* [Objective]: Gather up every line that includes the string "Aéreo".

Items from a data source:
------------------------------------------------------------------------
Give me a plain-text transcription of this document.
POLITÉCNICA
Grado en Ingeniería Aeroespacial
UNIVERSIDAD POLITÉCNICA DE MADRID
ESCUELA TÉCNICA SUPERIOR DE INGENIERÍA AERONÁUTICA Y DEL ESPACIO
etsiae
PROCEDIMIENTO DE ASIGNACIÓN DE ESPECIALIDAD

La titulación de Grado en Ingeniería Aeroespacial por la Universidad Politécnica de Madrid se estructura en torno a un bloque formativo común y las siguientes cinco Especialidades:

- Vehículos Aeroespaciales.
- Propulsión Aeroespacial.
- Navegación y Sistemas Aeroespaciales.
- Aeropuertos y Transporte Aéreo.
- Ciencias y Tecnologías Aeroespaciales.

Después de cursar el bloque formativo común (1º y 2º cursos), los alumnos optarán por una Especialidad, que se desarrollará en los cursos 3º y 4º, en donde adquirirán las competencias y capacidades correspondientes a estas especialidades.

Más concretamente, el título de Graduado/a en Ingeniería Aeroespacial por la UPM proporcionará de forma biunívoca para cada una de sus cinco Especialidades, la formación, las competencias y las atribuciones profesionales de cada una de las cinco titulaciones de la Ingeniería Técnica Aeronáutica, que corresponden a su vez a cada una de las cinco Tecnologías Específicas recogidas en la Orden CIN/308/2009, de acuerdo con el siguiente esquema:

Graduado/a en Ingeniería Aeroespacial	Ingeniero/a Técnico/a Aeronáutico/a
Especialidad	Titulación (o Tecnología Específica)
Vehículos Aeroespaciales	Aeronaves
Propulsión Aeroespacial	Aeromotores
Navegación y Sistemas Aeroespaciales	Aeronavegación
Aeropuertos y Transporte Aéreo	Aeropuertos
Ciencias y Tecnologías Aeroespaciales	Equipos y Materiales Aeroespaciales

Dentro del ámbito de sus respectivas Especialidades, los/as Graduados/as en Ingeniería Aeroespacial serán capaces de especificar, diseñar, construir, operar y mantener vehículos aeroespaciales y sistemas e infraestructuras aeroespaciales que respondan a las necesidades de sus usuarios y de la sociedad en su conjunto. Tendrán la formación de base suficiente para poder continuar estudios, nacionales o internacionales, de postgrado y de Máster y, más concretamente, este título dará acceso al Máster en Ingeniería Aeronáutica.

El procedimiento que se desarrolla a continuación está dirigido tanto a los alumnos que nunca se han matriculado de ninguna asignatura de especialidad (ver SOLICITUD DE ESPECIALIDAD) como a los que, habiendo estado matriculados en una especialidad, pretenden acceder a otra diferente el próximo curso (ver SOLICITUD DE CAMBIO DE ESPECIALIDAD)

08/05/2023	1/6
------------------------------------------------------------------------
* [Result for this task]:
- Aeropuertos y Transporte Aéreo.
Aeropuertos y Transporte Aéreo	Aeropuertos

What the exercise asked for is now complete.